■ Required task:
Wherever "Runsheet" appears in a line, copy that line.

■ Supplied material:
+ + +

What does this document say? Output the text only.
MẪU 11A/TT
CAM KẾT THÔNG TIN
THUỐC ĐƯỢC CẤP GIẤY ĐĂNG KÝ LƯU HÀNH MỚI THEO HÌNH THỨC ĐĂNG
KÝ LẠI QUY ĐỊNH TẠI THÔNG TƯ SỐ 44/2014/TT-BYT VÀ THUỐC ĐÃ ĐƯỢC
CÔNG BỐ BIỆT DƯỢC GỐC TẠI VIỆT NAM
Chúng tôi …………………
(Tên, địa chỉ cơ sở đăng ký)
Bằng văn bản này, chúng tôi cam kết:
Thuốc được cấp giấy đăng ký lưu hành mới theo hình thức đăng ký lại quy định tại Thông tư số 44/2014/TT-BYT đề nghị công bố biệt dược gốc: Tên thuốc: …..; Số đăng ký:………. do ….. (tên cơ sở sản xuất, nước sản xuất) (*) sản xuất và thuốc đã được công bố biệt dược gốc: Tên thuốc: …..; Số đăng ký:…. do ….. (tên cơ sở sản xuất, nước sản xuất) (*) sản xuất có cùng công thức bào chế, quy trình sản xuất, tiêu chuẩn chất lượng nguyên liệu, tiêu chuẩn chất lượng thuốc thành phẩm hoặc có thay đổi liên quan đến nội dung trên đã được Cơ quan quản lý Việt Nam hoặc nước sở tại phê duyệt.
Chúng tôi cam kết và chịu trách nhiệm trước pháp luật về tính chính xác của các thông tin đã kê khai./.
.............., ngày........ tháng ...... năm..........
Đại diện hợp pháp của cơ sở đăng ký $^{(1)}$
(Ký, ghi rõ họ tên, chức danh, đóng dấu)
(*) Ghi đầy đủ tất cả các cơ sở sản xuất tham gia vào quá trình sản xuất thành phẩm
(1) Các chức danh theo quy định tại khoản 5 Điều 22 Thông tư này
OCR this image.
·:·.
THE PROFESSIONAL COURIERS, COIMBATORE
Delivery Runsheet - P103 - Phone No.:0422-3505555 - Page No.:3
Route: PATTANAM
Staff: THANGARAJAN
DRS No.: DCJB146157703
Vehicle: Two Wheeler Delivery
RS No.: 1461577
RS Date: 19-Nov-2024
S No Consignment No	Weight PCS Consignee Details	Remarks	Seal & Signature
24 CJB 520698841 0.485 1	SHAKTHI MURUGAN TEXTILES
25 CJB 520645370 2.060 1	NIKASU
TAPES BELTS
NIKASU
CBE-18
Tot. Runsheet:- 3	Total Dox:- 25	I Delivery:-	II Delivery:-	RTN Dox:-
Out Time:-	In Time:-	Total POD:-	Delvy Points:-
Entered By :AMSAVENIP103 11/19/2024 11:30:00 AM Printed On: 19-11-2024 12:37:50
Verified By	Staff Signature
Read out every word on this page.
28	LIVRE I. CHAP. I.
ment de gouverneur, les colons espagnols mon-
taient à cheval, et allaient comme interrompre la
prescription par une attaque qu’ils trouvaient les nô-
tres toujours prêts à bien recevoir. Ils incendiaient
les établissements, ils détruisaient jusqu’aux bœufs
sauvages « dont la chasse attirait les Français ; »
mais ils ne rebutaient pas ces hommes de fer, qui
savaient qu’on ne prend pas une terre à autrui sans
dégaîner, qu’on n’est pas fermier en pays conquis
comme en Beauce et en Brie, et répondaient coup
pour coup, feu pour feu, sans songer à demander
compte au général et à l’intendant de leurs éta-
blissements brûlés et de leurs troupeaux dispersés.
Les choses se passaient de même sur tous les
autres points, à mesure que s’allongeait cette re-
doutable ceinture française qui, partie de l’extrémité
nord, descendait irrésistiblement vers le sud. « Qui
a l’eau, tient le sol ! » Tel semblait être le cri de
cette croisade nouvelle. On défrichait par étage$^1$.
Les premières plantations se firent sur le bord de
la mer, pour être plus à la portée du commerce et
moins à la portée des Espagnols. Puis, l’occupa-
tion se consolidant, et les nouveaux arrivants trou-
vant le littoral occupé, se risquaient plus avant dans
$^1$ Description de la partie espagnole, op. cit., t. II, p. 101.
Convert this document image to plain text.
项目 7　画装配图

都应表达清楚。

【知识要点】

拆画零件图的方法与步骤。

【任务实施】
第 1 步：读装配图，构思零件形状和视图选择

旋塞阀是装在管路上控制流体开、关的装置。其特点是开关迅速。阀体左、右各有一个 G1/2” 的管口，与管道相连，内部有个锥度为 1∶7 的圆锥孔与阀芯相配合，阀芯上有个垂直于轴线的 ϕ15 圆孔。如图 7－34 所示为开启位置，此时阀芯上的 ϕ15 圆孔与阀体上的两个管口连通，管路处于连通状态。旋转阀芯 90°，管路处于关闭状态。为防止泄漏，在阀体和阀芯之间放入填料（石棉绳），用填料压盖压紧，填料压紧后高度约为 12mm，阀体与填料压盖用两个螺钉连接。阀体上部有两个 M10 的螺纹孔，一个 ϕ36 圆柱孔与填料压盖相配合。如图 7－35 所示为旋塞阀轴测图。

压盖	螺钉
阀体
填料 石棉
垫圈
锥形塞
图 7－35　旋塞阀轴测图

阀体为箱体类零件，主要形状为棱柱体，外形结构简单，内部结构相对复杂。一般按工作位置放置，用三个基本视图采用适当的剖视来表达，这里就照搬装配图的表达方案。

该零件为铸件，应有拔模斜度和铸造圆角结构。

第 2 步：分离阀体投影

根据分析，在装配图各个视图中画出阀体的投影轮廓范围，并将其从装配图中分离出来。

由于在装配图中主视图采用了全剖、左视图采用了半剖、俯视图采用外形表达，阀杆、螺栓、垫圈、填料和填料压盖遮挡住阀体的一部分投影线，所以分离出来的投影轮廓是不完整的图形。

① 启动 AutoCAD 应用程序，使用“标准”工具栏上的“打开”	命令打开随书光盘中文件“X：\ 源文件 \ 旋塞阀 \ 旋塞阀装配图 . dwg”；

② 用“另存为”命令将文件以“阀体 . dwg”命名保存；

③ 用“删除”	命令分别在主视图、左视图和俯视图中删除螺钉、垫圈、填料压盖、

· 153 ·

+ + +

■ Exercise answer:
Delivery Runsheet - P103 - Phone No.:0422-3505555 - Page No.:3
Tot. Runsheet:- 3	Total Dox:- 25	I Delivery:-	II Delivery:-	RTN Dox:-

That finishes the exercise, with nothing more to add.